◆ The records
==========
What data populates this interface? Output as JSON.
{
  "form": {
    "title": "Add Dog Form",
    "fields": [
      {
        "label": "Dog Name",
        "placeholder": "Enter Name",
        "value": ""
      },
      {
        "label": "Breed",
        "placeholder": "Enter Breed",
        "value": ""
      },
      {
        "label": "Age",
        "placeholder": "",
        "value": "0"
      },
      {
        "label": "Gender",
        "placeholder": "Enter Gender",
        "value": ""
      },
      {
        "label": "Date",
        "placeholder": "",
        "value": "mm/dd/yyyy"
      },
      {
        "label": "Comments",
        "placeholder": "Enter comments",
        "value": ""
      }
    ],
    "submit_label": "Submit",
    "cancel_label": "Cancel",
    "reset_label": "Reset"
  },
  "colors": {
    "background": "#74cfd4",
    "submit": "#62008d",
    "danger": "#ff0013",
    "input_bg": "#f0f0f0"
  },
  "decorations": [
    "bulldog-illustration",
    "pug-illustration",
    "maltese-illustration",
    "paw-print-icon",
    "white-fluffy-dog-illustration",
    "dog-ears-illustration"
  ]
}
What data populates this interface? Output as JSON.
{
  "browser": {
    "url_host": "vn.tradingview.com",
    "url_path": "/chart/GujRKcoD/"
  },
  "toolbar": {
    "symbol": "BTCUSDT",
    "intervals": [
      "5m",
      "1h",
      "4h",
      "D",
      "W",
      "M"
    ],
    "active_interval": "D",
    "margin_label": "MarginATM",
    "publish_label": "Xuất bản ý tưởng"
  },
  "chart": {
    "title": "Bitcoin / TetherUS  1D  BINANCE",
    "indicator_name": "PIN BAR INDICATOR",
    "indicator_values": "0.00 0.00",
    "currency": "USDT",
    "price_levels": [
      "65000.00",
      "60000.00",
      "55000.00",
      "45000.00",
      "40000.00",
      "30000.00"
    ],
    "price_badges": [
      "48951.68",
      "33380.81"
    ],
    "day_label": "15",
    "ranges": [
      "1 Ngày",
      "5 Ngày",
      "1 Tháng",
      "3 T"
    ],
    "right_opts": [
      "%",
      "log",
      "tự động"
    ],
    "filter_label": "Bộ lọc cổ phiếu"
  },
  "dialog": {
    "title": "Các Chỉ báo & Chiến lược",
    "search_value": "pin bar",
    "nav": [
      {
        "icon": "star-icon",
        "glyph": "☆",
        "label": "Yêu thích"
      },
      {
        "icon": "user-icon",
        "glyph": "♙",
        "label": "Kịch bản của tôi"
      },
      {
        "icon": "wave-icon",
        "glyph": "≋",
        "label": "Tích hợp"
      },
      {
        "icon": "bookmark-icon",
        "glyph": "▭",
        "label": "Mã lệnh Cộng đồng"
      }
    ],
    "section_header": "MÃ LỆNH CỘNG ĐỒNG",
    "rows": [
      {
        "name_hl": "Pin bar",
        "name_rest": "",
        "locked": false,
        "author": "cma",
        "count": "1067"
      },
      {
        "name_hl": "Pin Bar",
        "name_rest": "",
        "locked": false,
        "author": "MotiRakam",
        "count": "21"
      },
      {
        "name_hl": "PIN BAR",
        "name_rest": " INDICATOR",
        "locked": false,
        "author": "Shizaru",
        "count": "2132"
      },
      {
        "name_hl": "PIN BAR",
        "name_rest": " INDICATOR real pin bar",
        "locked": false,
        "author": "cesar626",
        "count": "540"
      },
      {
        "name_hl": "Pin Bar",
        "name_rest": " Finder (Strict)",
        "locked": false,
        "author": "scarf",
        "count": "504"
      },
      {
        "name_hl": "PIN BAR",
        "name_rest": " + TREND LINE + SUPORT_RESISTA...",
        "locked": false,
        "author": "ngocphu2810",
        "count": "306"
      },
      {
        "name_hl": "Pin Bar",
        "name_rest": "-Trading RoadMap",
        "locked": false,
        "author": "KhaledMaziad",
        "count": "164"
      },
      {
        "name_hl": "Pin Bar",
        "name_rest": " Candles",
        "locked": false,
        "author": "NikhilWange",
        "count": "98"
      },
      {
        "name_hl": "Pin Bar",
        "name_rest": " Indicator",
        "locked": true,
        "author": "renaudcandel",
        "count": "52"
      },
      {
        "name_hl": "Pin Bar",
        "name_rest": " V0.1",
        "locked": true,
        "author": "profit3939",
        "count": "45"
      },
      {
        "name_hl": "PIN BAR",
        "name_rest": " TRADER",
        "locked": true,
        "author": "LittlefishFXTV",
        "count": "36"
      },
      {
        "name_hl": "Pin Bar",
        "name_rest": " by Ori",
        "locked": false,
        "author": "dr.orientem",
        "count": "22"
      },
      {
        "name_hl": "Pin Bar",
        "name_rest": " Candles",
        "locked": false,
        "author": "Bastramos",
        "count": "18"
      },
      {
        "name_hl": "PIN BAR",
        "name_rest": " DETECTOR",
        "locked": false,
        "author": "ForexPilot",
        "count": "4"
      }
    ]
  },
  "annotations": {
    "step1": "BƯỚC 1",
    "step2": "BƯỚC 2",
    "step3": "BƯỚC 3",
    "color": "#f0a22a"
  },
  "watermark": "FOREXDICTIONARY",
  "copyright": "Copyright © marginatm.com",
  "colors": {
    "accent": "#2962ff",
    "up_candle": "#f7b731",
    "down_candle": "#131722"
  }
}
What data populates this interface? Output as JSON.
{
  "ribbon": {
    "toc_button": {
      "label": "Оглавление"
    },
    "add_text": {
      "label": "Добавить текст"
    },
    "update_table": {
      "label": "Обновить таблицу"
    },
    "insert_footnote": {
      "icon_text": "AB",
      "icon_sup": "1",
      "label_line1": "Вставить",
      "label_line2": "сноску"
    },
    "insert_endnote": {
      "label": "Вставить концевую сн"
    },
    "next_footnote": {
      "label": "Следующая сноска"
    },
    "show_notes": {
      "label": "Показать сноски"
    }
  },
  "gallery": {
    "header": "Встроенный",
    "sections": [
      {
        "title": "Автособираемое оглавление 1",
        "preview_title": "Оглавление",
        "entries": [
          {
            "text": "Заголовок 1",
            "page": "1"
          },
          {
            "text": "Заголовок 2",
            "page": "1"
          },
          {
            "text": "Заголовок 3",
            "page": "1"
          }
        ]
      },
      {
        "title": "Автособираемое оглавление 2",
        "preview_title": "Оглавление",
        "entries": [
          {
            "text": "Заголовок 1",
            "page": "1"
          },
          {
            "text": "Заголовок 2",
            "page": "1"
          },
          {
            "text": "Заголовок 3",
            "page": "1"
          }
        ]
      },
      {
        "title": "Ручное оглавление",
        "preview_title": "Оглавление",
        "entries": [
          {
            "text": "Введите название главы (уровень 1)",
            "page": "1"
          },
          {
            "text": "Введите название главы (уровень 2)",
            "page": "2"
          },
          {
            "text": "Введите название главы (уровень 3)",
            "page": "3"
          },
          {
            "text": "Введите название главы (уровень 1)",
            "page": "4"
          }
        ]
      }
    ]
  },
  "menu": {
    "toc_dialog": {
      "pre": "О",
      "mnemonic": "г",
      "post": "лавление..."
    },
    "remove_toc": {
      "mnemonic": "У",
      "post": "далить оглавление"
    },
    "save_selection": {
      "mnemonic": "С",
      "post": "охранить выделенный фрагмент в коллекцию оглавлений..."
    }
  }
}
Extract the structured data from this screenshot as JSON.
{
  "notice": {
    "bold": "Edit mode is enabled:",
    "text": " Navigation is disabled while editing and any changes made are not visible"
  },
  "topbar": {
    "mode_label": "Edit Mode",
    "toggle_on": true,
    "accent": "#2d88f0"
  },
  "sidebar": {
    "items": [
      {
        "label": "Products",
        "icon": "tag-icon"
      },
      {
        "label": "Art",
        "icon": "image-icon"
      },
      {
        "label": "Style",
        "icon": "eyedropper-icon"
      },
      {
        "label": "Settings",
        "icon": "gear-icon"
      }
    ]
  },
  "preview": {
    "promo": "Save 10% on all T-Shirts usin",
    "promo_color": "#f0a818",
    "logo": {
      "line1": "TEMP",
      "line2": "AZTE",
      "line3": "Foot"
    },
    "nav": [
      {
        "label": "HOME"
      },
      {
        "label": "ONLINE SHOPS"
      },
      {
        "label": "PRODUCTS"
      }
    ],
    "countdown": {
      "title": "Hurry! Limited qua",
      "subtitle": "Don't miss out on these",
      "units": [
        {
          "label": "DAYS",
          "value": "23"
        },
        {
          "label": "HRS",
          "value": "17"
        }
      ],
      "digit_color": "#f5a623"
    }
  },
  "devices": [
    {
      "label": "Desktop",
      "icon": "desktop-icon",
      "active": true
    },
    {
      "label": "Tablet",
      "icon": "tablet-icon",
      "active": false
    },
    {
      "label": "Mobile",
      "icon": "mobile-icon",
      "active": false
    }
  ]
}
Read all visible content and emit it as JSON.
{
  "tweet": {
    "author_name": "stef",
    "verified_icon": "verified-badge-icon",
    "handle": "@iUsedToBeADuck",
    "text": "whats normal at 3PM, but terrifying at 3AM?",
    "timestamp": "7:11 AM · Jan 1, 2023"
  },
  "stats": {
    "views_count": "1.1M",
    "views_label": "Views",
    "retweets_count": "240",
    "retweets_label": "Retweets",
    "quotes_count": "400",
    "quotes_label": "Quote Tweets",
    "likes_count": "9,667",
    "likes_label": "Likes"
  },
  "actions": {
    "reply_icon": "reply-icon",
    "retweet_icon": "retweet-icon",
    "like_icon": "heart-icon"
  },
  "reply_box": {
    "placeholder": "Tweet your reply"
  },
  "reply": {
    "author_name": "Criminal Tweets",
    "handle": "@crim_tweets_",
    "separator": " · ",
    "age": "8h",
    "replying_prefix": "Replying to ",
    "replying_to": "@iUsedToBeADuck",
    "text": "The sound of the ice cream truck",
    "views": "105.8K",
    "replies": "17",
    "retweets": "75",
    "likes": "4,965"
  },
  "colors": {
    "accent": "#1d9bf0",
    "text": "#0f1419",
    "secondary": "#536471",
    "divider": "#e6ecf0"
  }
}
==========
◆ Objective
Count every line of the material above that holds the string "post", then state only the total.

◆ The output
3